**Source passage:**
Need to Know: A look at the Redskins' key 2019 free agents

Here is what you need to know on this Sunday, May 27, 16 days before the Washington Redskins start minicamp.  

Note: I am vacationing in the Outer Banks this week. In this space, I’ll be presenting some of the most popular posts of the last few months. I hope you enjoy these “best of” presentations and I’ll see you folks when I get back. 

Here is my sunrise view from this morning:

Looking at next year’s free agents

This post was originally published on March 18. 

There is still work that the Redskins can do in free agency and they still have some of their own players they want to retain. But with a lot of the player movement already in the books, we can take a look forward some of the key Redskin who currently are set to be free agents when the 2019 league year opens. 

QB Colt McCoy (Week 1 age 32)—Lots of questions here. Will the Redskins want to keep him around for another year as Alex Smith’s backup? Or will they want a younger and cheaper backup? Will McCoy want to move on rather than back up another QB who doesn’t miss many games?

OL Ty Nsekhe (32)—The Redskins gave him a second-round restricted free agent tender this year so it’s possible that he could be gone or on a long-term contract in Washington. If he is a free agent, his value and the difficulty of retaining him could depend on if he ends the season as a reserve tackle (easy) or as a starting guard (hard).

**Record list:**
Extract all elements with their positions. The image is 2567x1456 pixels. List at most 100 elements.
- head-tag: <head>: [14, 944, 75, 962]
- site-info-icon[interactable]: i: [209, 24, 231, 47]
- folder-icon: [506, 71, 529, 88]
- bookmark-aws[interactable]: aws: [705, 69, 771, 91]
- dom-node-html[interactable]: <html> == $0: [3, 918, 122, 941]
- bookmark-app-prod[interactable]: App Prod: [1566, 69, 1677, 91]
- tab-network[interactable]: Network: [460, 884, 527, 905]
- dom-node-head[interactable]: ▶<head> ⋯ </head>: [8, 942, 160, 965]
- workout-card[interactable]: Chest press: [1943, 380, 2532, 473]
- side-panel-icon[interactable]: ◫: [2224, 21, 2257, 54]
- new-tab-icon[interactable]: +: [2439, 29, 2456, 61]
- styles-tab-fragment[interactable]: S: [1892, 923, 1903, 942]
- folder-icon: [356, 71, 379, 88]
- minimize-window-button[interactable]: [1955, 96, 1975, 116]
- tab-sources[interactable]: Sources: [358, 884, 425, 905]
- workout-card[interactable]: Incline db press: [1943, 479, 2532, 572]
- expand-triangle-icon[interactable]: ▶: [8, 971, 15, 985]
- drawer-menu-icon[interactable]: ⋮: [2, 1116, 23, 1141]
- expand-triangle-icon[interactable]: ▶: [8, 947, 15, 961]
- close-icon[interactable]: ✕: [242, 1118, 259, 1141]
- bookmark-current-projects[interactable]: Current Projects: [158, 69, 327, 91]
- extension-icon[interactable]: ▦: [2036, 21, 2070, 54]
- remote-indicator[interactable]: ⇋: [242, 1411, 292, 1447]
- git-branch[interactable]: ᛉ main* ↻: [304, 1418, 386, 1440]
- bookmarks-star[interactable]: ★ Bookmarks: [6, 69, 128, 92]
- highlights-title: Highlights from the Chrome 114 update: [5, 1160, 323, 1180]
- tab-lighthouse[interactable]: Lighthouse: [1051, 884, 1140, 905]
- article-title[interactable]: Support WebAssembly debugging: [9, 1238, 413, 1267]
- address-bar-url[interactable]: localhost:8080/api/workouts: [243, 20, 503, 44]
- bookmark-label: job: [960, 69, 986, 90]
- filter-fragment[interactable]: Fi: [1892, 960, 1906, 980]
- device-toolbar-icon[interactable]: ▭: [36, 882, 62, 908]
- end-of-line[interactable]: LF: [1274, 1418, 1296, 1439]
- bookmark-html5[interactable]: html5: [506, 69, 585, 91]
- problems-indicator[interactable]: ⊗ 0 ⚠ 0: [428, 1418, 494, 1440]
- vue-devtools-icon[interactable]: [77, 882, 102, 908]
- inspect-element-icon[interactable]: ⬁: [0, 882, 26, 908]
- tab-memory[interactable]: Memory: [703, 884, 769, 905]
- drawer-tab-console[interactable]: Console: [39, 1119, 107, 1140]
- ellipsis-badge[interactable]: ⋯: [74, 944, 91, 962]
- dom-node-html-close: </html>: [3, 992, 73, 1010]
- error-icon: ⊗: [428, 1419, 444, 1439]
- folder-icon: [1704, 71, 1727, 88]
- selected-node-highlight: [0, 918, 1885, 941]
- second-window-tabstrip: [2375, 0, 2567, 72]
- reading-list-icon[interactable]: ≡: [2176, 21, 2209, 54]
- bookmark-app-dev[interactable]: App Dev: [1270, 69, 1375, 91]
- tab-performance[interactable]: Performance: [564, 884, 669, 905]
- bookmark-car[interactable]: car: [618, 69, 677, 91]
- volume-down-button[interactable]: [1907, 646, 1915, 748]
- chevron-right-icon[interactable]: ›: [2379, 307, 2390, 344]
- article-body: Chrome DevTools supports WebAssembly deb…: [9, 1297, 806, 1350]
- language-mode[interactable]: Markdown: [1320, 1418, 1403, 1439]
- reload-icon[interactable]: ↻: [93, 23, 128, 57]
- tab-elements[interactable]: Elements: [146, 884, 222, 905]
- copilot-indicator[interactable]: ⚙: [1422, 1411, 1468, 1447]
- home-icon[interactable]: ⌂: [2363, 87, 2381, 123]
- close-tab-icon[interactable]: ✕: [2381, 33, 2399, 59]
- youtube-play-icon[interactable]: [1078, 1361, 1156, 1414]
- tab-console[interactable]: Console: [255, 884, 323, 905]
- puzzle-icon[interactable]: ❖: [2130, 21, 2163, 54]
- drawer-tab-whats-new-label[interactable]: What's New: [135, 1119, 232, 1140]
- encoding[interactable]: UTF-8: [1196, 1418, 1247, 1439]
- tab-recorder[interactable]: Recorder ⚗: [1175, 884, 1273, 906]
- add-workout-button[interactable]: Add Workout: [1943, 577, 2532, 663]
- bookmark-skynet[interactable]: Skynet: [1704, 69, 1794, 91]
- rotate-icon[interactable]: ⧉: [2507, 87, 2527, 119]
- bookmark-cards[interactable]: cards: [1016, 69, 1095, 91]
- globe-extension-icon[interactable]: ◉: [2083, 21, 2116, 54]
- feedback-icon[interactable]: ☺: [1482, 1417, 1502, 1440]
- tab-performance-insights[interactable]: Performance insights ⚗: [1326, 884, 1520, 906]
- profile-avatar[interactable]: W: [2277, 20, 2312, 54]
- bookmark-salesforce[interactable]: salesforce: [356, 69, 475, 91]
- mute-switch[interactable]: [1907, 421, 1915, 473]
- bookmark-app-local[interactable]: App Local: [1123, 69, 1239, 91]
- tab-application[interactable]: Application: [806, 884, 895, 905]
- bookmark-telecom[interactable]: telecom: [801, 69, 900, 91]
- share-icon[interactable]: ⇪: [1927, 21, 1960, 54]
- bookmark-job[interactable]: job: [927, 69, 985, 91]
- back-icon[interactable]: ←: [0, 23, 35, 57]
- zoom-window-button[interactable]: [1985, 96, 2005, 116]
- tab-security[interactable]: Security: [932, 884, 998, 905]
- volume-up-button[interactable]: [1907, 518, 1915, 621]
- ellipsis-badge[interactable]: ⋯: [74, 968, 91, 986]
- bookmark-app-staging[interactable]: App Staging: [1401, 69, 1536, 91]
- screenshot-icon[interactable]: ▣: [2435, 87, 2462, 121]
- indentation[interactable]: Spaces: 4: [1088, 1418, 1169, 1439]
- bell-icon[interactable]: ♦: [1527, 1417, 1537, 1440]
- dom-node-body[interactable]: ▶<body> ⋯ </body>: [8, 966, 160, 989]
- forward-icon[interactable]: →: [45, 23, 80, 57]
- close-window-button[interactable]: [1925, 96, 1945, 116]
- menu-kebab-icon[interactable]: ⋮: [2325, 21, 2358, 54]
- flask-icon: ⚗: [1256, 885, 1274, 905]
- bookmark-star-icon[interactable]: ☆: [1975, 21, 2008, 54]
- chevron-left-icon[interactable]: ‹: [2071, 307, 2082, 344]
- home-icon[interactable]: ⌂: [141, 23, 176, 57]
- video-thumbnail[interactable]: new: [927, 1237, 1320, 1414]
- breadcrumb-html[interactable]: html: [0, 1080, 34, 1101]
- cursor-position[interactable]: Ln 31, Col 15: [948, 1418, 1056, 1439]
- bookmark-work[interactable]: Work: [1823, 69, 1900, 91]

**Required work:**
Retype word for word the part of the Redskins free agents post that opens with "Looking at next" and closes with "miss many games?". Include both of those end phrases.

**Solution to this exercise:**
Looking at next year’s free agents

This post was originally published on March 18. 

There is still work that the Redskins can do in free agency and they still have some of their own players they want to retain. But with a lot of the player movement already in the books, we can take a look forward some of the key Redskin who currently are set to be free agents when the 2019 league year opens. 

QB Colt McCoy (Week 1 age 32)—Lots of questions here. Will the Redskins want to keep him around for another year as Alex Smith’s backup? Or will they want a younger and cheaper backup? Will McCoy want to move on rather than back up another QB who doesn’t miss many games?